━━━ GIVEN RECORDS

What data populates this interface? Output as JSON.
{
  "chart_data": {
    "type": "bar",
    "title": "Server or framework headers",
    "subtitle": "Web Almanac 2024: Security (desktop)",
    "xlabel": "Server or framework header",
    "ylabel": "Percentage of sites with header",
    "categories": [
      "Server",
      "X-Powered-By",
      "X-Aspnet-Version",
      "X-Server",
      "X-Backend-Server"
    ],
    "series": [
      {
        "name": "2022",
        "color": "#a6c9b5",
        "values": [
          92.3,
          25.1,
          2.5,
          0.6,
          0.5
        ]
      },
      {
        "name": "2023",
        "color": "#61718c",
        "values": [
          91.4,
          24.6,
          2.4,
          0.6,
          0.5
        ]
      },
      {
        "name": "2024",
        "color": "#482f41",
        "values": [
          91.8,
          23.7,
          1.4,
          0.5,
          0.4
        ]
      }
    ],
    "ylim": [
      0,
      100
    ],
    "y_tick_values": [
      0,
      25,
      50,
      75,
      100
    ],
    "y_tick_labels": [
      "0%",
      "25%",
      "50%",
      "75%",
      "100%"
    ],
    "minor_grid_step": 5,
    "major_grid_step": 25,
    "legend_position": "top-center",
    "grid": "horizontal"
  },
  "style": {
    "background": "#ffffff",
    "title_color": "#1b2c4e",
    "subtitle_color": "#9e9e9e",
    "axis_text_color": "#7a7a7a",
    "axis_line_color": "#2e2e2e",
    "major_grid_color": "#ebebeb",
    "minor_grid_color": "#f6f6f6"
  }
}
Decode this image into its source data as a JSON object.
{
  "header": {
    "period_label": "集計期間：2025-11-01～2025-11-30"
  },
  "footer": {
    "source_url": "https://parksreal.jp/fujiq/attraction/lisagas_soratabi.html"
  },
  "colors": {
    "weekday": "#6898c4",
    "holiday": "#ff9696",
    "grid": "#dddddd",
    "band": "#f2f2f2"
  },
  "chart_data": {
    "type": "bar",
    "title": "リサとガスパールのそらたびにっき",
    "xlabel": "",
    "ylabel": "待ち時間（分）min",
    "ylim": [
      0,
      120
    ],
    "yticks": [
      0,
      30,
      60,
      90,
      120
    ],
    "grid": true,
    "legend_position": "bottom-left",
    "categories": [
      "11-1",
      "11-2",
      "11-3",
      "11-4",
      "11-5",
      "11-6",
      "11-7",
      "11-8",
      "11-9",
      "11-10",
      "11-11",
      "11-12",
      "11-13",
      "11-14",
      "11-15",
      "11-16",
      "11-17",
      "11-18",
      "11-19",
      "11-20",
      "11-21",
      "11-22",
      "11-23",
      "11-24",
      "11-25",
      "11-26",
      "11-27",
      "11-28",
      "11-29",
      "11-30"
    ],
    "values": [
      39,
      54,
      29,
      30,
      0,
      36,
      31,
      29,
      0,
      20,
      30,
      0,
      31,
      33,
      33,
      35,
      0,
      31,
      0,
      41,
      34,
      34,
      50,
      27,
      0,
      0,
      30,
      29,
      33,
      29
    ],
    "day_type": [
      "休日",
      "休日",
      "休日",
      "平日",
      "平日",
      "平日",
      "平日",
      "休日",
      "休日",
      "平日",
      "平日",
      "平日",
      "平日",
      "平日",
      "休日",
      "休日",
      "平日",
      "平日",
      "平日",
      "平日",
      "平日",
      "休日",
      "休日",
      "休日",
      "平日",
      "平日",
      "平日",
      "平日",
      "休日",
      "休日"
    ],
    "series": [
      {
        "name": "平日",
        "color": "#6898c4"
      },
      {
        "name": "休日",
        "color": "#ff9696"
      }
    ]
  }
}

━━━━━━

GIVEN EXERCISE =
Print all of the entries exactly as they appear.

WRITTEN SOLUTION =
What data populates this interface? Output as JSON.
{
  "chart_data": {
    "type": "bar",
    "title": "Server or framework headers",
    "subtitle": "Web Almanac 2024: Security (desktop)",
    "xlabel": "Server or framework header",
    "ylabel": "Percentage of sites with header",
    "categories": [
      "Server",
      "X-Powered-By",
      "X-Aspnet-Version",
      "X-Server",
      "X-Backend-Server"
    ],
    "series": [
      {
        "name": "2022",
        "color": "#a6c9b5",
        "values": [
          92.3,
          25.1,
          2.5,
          0.6,
          0.5
        ]
      },
      {
        "name": "2023",
        "color": "#61718c",
        "values": [
          91.4,
          24.6,
          2.4,
          0.6,
          0.5
        ]
      },
      {
        "name": "2024",
        "color": "#482f41",
        "values": [
          91.8,
          23.7,
          1.4,
          0.5,
          0.4
        ]
      }
    ],
    "ylim": [
      0,
      100
    ],
    "y_tick_values": [
      0,
      25,
      50,
      75,
      100
    ],
    "y_tick_labels": [
      "0%",
      "25%",
      "50%",
      "75%",
      "100%"
    ],
    "minor_grid_step": 5,
    "major_grid_step": 25,
    "legend_position": "top-center",
    "grid": "horizontal"
  },
  "style": {
    "background": "#ffffff",
    "title_color": "#1b2c4e",
    "subtitle_color": "#9e9e9e",
    "axis_text_color": "#7a7a7a",
    "axis_line_color": "#2e2e2e",
    "major_grid_color": "#ebebeb",
    "minor_grid_color": "#f6f6f6"
  }
}
Decode this image into its source data as a JSON object.
{
  "header": {
    "period_label": "集計期間：2025-11-01～2025-11-30"
  },
  "footer": {
    "source_url": "https://parksreal.jp/fujiq/attraction/lisagas_soratabi.html"
  },
  "colors": {
    "weekday": "#6898c4",
    "holiday": "#ff9696",
    "grid": "#dddddd",
    "band": "#f2f2f2"
  },
  "chart_data": {
    "type": "bar",
    "title": "リサとガスパールのそらたびにっき",
    "xlabel": "",
    "ylabel": "待ち時間（分）min",
    "ylim": [
      0,
      120
    ],
    "yticks": [
      0,
      30,
      60,
      90,
      120
    ],
    "grid": true,
    "legend_position": "bottom-left",
    "categories": [
      "11-1",
      "11-2",
      "11-3",
      "11-4",
      "11-5",
      "11-6",
      "11-7",
      "11-8",
      "11-9",
      "11-10",
      "11-11",
      "11-12",
      "11-13",
      "11-14",
      "11-15",
      "11-16",
      "11-17",
      "11-18",
      "11-19",
      "11-20",
      "11-21",
      "11-22",
      "11-23",
      "11-24",
      "11-25",
      "11-26",
      "11-27",
      "11-28",
      "11-29",
      "11-30"
    ],
    "values": [
      39,
      54,
      29,
      30,
      0,
      36,
      31,
      29,
      0,
      20,
      30,
      0,
      31,
      33,
      33,
      35,
      0,
      31,
      0,
      41,
      34,
      34,
      50,
      27,
      0,
      0,
      30,
      29,
      33,
      29
    ],
    "day_type": [
      "休日",
      "休日",
      "休日",
      "平日",
      "平日",
      "平日",
      "平日",
      "休日",
      "休日",
      "平日",
      "平日",
      "平日",
      "平日",
      "平日",
      "休日",
      "休日",
      "平日",
      "平日",
      "平日",
      "平日",
      "平日",
      "休日",
      "休日",
      "休日",
      "平日",
      "平日",
      "平日",
      "平日",
      "休日",
      "休日"
    ],
    "series": [
      {
        "name": "平日",
        "color": "#6898c4"
      },
      {
        "name": "休日",
        "color": "#ff9696"
      }
    ]
  }
}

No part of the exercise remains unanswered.